[begin Record set]

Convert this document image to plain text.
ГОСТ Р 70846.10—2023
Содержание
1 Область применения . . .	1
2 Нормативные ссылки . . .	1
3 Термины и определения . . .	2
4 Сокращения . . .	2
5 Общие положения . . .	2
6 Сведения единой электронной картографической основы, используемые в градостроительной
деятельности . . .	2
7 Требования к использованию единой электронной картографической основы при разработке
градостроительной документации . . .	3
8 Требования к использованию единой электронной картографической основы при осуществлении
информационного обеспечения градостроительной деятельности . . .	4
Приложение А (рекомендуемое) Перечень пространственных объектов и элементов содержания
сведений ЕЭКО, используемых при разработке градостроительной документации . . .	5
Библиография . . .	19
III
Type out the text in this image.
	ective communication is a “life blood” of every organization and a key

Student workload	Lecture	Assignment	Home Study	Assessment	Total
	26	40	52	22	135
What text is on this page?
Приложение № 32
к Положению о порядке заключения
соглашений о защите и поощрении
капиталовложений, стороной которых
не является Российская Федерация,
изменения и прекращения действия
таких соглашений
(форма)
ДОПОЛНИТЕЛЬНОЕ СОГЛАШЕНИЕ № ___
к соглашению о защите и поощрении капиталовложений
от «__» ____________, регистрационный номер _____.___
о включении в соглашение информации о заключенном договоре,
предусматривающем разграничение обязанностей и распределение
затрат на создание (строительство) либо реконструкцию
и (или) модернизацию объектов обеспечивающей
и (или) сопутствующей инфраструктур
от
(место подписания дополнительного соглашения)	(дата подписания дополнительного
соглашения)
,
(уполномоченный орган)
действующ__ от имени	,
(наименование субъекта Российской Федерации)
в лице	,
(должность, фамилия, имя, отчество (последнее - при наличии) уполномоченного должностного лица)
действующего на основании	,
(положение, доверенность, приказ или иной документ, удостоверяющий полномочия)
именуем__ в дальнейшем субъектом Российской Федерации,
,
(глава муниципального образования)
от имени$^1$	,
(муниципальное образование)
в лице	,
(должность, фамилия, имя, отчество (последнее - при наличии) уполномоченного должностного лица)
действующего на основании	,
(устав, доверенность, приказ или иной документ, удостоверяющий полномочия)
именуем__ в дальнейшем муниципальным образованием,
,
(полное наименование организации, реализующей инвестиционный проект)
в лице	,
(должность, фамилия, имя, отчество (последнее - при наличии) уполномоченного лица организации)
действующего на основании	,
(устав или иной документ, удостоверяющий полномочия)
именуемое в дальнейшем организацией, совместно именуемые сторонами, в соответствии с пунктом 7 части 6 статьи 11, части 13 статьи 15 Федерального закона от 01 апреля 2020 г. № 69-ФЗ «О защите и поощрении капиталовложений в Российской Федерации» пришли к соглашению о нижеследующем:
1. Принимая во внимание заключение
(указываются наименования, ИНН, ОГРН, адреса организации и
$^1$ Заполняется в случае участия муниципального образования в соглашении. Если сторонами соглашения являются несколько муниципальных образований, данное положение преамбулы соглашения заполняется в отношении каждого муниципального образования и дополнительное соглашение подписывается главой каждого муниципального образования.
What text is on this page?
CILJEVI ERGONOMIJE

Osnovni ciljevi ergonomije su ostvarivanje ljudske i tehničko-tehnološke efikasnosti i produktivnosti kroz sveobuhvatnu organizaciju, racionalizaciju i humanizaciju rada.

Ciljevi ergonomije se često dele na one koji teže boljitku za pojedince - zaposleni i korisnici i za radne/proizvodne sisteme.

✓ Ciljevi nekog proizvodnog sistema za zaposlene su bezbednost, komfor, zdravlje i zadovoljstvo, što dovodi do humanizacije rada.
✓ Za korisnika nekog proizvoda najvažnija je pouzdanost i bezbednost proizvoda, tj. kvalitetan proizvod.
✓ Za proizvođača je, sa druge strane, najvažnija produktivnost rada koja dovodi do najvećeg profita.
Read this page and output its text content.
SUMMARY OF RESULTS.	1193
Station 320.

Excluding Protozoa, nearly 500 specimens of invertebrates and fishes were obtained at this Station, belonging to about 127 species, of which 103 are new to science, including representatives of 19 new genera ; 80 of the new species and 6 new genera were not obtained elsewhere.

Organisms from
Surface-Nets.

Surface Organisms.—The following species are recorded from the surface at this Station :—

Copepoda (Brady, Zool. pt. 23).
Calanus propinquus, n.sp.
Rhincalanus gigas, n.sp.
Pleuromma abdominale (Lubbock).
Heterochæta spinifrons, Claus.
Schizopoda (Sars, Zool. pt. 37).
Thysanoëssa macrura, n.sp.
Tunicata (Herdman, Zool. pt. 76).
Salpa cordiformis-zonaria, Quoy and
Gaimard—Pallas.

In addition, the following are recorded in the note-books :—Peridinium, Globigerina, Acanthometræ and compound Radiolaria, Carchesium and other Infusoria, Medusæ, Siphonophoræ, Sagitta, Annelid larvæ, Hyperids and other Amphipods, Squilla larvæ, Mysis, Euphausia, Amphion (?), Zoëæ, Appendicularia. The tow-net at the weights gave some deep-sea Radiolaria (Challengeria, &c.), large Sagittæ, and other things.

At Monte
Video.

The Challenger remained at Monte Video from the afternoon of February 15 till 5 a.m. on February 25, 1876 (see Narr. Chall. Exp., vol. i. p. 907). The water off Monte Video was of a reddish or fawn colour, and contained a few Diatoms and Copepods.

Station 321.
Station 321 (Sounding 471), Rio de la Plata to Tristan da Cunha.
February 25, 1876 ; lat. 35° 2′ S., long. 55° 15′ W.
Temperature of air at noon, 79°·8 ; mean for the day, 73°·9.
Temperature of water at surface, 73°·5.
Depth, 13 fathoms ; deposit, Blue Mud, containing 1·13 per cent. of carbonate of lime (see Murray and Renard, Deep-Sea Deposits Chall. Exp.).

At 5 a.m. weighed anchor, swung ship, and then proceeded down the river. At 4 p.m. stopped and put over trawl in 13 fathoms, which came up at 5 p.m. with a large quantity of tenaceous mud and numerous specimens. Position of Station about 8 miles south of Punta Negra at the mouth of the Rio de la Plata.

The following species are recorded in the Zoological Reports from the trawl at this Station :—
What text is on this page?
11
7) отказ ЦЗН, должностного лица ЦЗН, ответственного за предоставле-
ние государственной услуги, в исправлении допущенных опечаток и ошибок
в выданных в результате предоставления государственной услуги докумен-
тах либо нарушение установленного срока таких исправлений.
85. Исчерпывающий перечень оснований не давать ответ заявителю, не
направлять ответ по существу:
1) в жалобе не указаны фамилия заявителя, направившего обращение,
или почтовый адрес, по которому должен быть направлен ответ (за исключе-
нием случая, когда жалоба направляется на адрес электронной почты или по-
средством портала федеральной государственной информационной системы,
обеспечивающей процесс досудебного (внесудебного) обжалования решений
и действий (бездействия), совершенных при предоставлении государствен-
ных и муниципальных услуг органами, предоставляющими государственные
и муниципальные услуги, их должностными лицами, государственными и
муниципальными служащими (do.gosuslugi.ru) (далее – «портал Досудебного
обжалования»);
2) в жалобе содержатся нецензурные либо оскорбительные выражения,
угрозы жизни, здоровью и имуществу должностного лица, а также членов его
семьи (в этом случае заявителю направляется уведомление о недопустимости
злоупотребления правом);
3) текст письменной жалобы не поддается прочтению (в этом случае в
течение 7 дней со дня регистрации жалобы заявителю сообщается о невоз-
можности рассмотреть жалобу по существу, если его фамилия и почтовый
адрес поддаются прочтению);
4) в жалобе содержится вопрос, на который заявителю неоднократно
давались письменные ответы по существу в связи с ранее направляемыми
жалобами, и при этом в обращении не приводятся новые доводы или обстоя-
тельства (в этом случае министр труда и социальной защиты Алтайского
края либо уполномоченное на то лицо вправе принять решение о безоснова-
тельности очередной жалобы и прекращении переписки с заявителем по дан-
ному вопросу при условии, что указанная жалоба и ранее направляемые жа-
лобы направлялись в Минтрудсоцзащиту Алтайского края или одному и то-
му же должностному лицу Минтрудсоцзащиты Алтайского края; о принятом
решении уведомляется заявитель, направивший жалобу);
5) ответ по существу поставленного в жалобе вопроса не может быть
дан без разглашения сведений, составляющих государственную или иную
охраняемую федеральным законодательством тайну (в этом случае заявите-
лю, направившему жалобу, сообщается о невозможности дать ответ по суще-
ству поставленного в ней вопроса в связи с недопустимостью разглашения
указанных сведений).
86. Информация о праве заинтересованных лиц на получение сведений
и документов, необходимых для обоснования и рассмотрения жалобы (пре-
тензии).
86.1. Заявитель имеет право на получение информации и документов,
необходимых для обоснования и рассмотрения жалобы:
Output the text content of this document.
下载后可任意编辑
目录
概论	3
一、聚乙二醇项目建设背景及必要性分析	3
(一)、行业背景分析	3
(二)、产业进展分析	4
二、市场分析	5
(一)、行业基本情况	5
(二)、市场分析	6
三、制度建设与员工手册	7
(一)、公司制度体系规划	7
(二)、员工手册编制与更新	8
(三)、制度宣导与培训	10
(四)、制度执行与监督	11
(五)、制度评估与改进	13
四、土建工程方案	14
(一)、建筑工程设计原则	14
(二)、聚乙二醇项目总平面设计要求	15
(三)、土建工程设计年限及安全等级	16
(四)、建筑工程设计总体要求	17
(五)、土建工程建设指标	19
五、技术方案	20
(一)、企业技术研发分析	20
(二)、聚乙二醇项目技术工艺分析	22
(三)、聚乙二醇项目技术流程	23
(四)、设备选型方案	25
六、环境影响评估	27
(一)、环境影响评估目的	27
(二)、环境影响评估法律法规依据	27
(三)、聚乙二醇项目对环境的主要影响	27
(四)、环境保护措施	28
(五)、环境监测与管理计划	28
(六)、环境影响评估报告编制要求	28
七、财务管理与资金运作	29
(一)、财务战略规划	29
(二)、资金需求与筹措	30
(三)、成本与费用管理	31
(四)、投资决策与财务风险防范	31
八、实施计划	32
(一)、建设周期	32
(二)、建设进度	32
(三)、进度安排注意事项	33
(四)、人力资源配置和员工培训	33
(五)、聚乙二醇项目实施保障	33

[end Record set]

Copy every line of the material in which the word "вопроса" occurs.

#### Task output
5) ответ по существу поставленного в жалобе вопроса не может быть
ству поставленного в ней вопроса в связи с недопустимостью разглашения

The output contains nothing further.